#### Aim of the task:
Copy every line of the data that contains the string "title".

#### Records supplied:
•••••

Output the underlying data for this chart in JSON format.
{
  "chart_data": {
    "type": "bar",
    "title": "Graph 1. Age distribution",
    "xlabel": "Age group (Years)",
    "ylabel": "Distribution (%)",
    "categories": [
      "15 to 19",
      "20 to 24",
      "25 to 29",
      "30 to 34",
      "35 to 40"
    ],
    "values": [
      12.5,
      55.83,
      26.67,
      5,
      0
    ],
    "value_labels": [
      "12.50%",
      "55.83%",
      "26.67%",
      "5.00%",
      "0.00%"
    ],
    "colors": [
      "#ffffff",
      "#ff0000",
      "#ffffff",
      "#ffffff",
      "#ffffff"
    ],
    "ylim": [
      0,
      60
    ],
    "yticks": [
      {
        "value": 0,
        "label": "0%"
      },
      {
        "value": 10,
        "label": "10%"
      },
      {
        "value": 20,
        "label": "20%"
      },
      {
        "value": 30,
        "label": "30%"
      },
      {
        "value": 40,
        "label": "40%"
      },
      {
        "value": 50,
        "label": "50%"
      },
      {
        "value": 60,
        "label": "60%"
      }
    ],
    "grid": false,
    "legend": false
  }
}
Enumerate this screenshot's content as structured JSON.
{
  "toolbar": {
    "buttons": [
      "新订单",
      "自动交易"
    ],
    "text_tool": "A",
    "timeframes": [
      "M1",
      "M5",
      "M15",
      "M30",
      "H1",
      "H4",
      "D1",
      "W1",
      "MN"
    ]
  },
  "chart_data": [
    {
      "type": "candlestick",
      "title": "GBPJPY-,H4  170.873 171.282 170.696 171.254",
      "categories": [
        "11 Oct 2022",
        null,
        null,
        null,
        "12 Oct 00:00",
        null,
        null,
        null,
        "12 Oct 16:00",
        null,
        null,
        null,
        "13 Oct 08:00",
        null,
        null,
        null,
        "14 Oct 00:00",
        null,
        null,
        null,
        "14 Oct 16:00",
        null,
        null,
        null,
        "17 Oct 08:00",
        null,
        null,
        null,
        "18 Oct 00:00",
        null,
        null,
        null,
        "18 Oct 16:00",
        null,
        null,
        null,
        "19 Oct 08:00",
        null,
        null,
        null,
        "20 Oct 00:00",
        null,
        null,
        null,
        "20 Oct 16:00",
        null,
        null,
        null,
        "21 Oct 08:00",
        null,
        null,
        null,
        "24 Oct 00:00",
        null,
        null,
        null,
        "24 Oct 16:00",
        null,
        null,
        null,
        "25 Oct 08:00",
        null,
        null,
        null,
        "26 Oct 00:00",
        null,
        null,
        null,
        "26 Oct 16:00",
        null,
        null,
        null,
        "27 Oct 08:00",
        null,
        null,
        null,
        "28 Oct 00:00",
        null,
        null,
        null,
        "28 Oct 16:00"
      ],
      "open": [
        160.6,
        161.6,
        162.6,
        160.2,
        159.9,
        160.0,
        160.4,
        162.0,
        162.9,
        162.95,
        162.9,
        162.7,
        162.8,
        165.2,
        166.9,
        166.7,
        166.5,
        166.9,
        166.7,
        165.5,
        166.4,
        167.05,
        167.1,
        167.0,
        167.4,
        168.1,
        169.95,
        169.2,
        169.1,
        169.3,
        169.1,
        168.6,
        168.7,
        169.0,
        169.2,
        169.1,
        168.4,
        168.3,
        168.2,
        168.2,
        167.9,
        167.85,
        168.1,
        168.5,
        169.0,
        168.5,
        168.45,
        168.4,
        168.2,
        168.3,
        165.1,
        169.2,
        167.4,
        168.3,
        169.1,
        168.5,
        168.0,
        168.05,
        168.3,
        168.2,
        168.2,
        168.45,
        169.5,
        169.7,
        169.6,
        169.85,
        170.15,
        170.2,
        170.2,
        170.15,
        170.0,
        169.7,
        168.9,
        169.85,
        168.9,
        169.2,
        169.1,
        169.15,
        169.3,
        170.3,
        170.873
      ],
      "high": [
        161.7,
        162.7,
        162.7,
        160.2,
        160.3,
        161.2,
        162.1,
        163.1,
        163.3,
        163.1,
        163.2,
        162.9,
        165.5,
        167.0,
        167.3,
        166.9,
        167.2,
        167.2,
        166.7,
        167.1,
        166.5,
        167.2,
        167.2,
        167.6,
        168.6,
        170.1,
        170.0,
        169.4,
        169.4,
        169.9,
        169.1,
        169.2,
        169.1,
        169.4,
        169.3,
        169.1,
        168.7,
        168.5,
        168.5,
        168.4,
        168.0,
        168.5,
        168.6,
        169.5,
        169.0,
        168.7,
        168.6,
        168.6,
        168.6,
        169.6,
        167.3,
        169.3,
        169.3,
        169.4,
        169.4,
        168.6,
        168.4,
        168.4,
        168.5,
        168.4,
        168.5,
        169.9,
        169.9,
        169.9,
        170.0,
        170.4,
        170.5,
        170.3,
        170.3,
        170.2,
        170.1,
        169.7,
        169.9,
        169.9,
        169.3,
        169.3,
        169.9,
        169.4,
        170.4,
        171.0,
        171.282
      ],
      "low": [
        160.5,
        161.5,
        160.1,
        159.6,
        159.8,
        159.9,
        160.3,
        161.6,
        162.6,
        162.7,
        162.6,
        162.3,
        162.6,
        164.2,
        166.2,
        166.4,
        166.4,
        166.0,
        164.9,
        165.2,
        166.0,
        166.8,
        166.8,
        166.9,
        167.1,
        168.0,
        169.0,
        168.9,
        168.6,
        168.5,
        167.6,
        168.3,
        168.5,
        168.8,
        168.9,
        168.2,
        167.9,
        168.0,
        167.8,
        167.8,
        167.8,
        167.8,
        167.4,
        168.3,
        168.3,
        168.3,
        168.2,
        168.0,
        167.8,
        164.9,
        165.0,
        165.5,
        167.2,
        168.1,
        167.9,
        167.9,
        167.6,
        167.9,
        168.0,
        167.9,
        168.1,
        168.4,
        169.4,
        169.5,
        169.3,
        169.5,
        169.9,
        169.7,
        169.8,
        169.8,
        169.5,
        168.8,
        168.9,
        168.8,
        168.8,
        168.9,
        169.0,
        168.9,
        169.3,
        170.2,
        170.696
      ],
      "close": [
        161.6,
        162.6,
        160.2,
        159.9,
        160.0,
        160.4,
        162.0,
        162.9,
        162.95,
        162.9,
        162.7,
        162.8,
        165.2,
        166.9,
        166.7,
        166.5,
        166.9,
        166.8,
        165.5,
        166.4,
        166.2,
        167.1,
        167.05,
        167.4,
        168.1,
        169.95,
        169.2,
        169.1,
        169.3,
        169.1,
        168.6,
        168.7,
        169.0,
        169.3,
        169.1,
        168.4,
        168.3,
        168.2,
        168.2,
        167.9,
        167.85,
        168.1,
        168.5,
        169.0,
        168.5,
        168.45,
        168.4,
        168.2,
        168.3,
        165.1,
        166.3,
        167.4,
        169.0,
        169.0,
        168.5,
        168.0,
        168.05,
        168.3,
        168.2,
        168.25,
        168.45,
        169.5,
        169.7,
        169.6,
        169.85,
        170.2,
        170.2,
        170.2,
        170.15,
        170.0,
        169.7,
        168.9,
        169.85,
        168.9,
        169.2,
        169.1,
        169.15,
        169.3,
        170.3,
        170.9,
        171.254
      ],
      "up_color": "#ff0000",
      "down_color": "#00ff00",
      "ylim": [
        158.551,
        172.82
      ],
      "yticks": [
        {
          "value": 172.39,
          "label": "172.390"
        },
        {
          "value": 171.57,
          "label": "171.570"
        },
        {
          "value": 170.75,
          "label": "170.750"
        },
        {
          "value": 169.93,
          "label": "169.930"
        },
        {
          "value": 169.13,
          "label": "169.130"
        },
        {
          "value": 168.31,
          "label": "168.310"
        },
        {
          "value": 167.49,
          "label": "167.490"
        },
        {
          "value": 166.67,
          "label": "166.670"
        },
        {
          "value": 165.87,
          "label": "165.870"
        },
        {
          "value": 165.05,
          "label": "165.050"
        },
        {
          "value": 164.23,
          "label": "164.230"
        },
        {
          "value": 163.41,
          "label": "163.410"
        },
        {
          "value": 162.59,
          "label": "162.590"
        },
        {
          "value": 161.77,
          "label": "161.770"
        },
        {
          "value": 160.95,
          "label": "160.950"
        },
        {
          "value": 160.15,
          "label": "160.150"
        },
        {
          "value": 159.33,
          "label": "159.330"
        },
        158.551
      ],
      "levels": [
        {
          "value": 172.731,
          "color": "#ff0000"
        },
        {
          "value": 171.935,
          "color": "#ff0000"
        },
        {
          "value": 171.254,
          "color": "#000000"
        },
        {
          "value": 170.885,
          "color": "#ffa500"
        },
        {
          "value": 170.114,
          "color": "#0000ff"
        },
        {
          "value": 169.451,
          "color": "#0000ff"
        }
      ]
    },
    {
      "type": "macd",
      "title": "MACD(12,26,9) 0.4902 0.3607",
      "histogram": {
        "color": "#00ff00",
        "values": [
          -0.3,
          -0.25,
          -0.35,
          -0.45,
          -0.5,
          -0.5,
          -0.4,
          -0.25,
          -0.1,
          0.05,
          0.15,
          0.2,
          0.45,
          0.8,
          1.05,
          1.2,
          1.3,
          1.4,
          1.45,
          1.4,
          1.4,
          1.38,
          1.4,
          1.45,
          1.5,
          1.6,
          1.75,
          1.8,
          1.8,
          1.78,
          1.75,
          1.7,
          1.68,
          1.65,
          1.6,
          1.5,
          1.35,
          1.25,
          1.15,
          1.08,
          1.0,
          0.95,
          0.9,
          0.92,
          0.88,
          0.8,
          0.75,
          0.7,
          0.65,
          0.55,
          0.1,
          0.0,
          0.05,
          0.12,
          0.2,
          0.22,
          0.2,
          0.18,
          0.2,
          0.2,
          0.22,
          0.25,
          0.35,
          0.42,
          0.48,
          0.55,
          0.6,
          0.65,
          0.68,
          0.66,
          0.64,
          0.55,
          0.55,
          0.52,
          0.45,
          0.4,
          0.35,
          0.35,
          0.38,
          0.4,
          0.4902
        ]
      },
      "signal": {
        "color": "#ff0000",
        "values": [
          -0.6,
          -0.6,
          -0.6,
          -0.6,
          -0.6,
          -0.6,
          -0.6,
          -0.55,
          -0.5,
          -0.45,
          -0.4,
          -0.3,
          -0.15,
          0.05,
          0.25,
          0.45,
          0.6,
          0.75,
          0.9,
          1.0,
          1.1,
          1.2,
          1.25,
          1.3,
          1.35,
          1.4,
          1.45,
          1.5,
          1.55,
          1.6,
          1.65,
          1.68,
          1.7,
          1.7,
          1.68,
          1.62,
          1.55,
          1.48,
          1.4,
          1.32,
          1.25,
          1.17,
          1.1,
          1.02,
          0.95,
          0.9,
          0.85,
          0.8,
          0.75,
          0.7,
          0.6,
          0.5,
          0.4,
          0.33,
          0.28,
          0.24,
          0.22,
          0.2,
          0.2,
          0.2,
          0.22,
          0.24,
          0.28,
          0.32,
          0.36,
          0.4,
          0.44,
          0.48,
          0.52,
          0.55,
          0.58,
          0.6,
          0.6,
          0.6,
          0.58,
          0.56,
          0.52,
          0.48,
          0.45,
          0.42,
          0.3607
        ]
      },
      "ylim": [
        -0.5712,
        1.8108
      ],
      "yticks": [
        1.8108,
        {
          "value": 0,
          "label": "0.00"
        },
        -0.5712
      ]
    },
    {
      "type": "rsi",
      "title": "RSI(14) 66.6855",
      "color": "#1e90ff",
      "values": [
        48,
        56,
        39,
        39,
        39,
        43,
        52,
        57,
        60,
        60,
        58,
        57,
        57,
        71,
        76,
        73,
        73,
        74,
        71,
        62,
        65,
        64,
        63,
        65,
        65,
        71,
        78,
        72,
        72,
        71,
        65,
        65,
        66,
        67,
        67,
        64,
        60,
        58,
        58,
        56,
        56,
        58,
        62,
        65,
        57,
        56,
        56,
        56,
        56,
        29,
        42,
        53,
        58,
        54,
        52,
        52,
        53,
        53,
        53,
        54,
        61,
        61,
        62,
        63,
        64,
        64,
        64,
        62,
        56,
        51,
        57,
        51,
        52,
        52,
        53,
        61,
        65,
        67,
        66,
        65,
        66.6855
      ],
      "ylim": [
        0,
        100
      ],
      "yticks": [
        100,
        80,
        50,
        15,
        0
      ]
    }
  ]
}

•••••

#### The output:
    "title": "Graph 1. Age distribution",
      "title": "GBPJPY-,H4  170.873 171.282 170.696 171.254",
      "title": "MACD(12,26,9) 0.4902 0.3607",
      "title": "RSI(14) 66.6855",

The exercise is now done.